━━━━━ RECORD LIST ━━━━━
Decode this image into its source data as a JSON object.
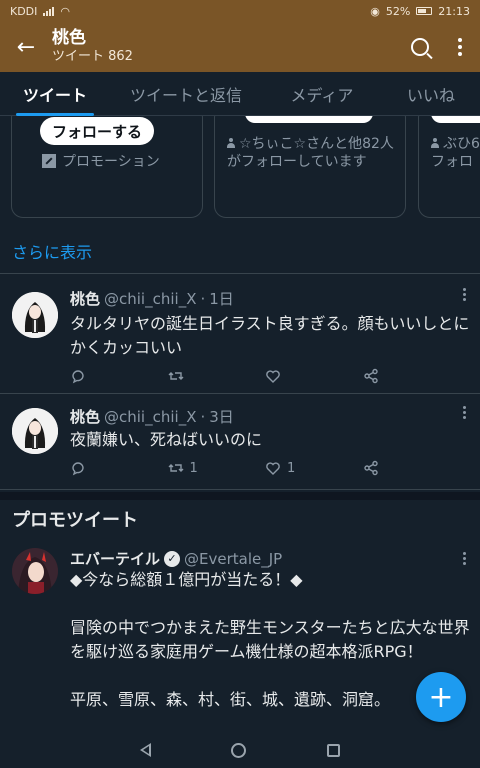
{
  "status_bar": {
    "carrier": "KDDI",
    "battery": "52%",
    "time": "21:13"
  },
  "app_bar": {
    "title": "桃色",
    "subtitle": "ツイート 862"
  },
  "tabs": [
    {
      "label": "ツイート",
      "active": true
    },
    {
      "label": "ツイートと返信",
      "active": false
    },
    {
      "label": "メディア",
      "active": false
    },
    {
      "label": "いいね",
      "active": false
    }
  ],
  "suggestion_cards": [
    {
      "follow_label": "フォローする",
      "promo_label": "プロモーション"
    },
    {
      "followers_text": "☆ちぃこ☆さんと他82人がフォローしています"
    },
    {
      "followers_text": "ぶひ6 フォロ"
    }
  ],
  "show_more_label": "さらに表示",
  "tweets": [
    {
      "name": "桃色",
      "handle": "@chii_chii_X",
      "time": "1日",
      "text": "タルタリヤの誕生日イラスト良すぎる。顔もいいしとにかくカッコいい",
      "retweets": "",
      "likes": ""
    },
    {
      "name": "桃色",
      "handle": "@chii_chii_X",
      "time": "3日",
      "text": "夜蘭嫌い、死ねばいいのに",
      "retweets": "1",
      "likes": "1"
    }
  ],
  "promoted_header": "プロモツイート",
  "promoted_tweet": {
    "name": "エバーテイル",
    "handle": "@Evertale_JP",
    "line1": "◆今なら総額１億円が当たる！◆",
    "line2": "冒険の中でつかまえた野生モンスターたちと広大な世界を駆け巡る家庭用ゲーム機仕様の超本格派RPG！",
    "line3": "平原、雪原、森、村、街、城、遺跡、洞窟。"
  },
  "colors": {
    "app_bar": "#7a5527",
    "background": "#15202b",
    "accent": "#1d9bf0"
  }
}
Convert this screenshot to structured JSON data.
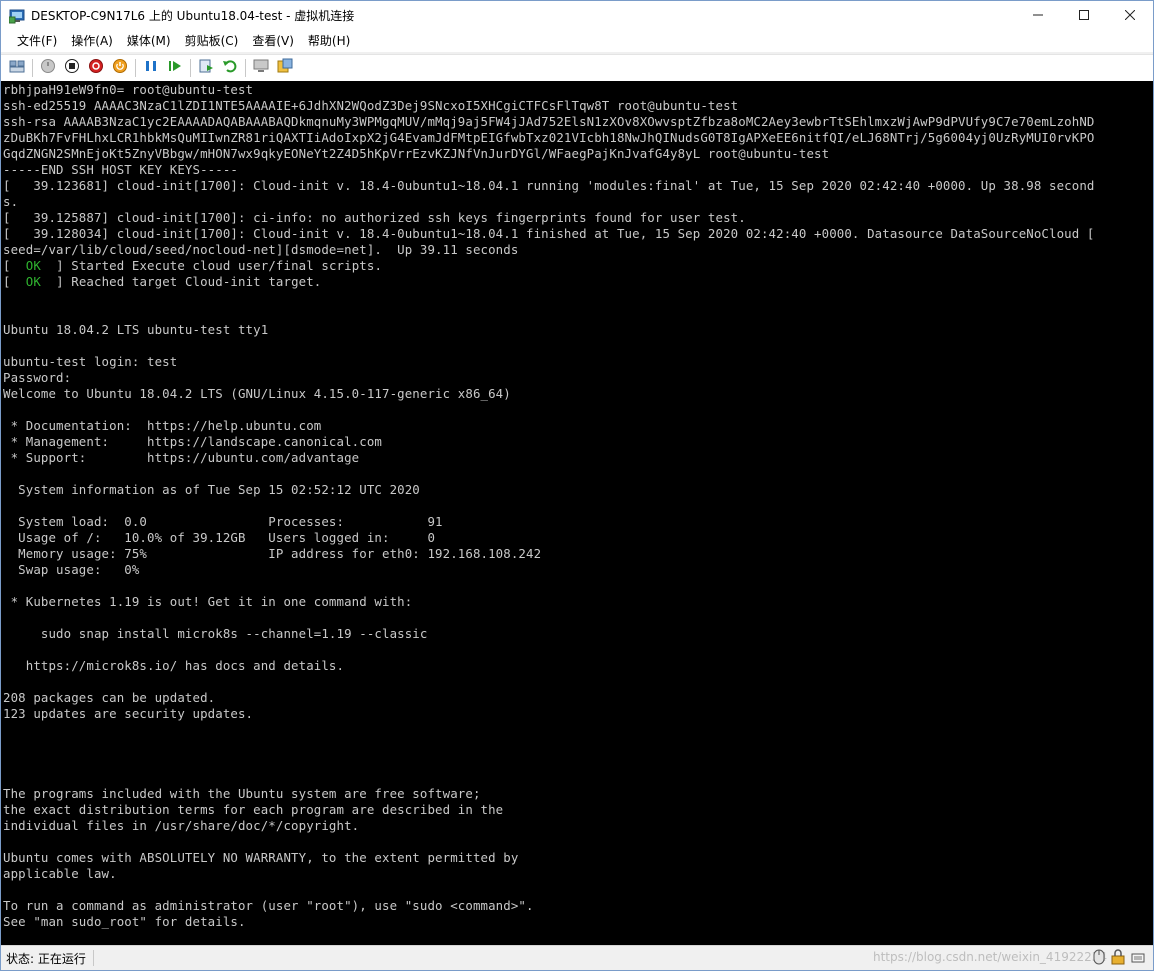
━━━━━
Search the listing above for the string "JSON". Copy every line that contains it.

## FULL ANSWER
Decode this image into its source data as a JSON object.
Convert this screenshot to structured JSON data.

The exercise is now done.